══ Excerpted data ══
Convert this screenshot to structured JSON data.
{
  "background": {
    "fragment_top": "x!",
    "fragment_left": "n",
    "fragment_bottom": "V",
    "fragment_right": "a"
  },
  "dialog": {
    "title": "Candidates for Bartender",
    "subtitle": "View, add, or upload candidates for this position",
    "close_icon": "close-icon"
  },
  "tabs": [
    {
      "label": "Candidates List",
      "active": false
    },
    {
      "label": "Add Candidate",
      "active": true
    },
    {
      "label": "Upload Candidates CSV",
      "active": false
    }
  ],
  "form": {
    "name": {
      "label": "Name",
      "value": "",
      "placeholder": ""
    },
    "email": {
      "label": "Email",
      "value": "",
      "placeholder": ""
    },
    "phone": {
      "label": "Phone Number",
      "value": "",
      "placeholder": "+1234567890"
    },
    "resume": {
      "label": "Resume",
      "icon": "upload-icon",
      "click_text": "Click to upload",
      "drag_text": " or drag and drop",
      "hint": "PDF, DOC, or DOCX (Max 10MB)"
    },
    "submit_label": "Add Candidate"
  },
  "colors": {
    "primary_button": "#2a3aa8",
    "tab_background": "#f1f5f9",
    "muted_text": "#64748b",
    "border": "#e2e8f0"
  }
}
═══
## Task goal:
Pick out and copy every line that contains the word "icon".

## Exercise output:
    "close_icon": "close-icon"
      "icon": "upload-icon",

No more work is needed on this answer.